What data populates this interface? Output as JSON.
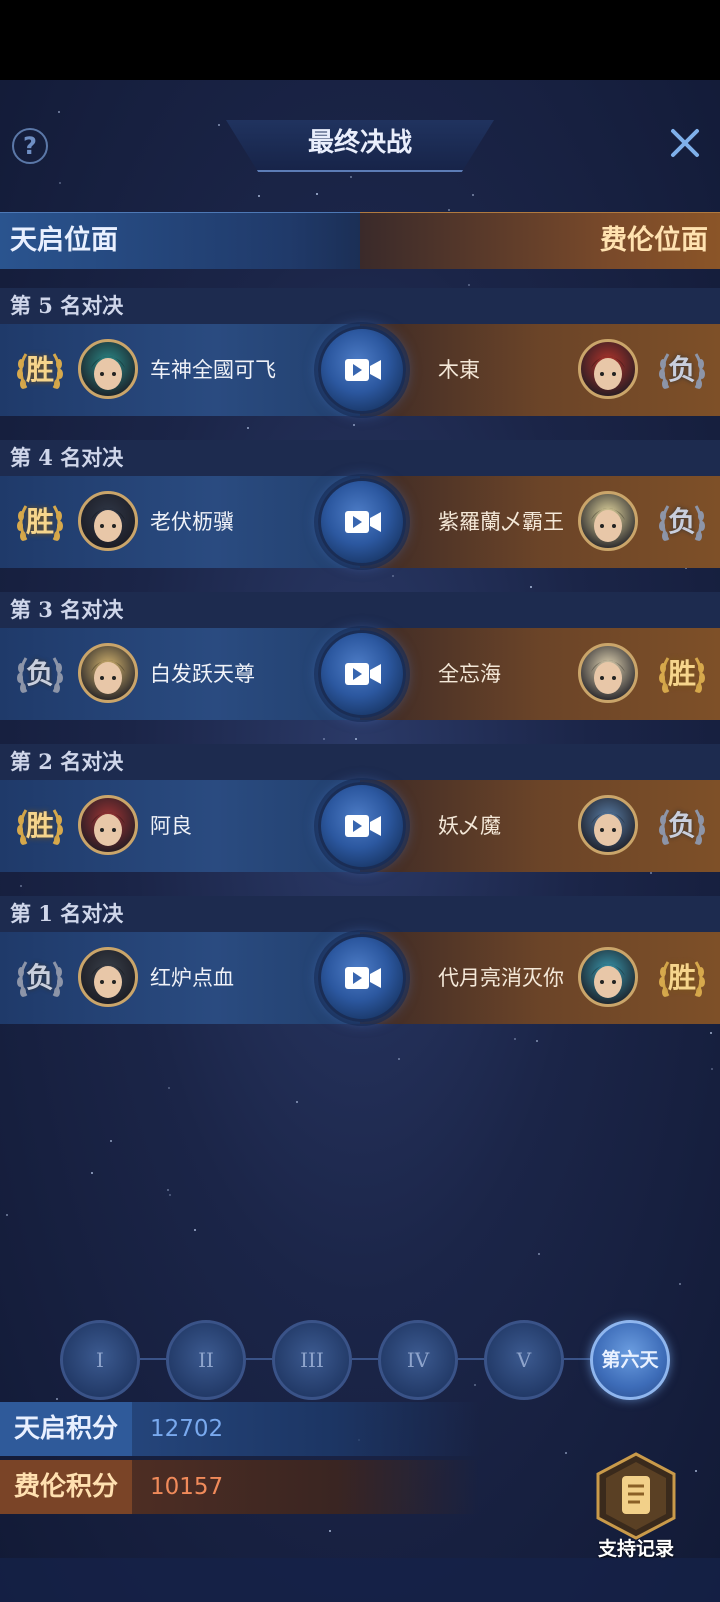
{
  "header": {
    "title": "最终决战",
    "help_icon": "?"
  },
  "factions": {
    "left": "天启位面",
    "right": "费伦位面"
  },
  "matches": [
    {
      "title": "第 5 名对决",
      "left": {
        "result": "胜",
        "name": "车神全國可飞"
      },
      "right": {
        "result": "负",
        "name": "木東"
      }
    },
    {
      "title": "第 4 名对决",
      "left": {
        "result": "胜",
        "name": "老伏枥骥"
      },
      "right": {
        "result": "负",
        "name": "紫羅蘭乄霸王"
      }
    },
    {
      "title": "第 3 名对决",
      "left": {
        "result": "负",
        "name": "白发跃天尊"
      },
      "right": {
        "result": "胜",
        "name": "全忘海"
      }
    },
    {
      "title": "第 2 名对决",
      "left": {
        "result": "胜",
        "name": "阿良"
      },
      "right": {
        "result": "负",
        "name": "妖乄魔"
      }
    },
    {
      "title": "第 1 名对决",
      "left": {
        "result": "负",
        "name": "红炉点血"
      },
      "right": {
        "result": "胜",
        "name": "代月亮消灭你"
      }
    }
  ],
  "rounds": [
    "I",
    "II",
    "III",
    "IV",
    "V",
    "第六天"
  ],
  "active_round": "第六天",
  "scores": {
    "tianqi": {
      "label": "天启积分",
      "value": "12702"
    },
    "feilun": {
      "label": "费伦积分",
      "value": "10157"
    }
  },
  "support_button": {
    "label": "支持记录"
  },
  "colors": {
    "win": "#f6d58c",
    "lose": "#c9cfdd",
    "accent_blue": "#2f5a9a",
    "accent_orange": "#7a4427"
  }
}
....
WORK TO BE COMPLETED: Pull every line containing the word "name" out of the material.

ANSWER IN FULL:
        "name": "车神全國可飞"
        "name": "木東"
        "name": "老伏枥骥"
        "name": "紫羅蘭乄霸王"
        "name": "白发跃天尊"
        "name": "全忘海"
        "name": "阿良"
        "name": "妖乄魔"
        "name": "红炉点血"
        "name": "代月亮消灭你"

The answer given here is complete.